-- REQUIRED WORK --
Every entry that follows needs to be repeated exactly.

-- SOURCE RECORDS --
****************************************

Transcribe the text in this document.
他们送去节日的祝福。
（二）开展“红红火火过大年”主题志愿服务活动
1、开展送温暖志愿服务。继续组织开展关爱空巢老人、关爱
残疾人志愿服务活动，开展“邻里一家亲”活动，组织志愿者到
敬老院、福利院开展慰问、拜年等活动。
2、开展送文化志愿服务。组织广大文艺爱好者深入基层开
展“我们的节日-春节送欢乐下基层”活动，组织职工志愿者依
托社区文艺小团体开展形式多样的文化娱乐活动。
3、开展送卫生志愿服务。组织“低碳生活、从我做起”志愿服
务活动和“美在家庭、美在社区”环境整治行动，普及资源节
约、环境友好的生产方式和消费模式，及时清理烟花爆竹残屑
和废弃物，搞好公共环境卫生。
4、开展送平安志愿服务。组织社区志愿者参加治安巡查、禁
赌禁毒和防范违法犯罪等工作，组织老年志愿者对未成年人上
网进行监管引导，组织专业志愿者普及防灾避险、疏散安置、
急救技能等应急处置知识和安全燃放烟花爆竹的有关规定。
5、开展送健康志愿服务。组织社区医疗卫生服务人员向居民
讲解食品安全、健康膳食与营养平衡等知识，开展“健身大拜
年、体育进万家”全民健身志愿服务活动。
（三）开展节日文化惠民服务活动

****************************************

-- WORKED ANSWER --
Transcribe the text in this document.
他们送去节日的祝福。
（二）开展“红红火火过大年”主题志愿服务活动
1、开展送温暖志愿服务。继续组织开展关爱空巢老人、关爱
残疾人志愿服务活动，开展“邻里一家亲”活动，组织志愿者到
敬老院、福利院开展慰问、拜年等活动。
2、开展送文化志愿服务。组织广大文艺爱好者深入基层开
展“我们的节日-春节送欢乐下基层”活动，组织职工志愿者依
托社区文艺小团体开展形式多样的文化娱乐活动。
3、开展送卫生志愿服务。组织“低碳生活、从我做起”志愿服
务活动和“美在家庭、美在社区”环境整治行动，普及资源节
约、环境友好的生产方式和消费模式，及时清理烟花爆竹残屑
和废弃物，搞好公共环境卫生。
4、开展送平安志愿服务。组织社区志愿者参加治安巡查、禁
赌禁毒和防范违法犯罪等工作，组织老年志愿者对未成年人上
网进行监管引导，组织专业志愿者普及防灾避险、疏散安置、
急救技能等应急处置知识和安全燃放烟花爆竹的有关规定。
5、开展送健康志愿服务。组织社区医疗卫生服务人员向居民
讲解食品安全、健康膳食与营养平衡等知识，开展“健身大拜
年、体育进万家”全民健身志愿服务活动。
（三）开展节日文化惠民服务活动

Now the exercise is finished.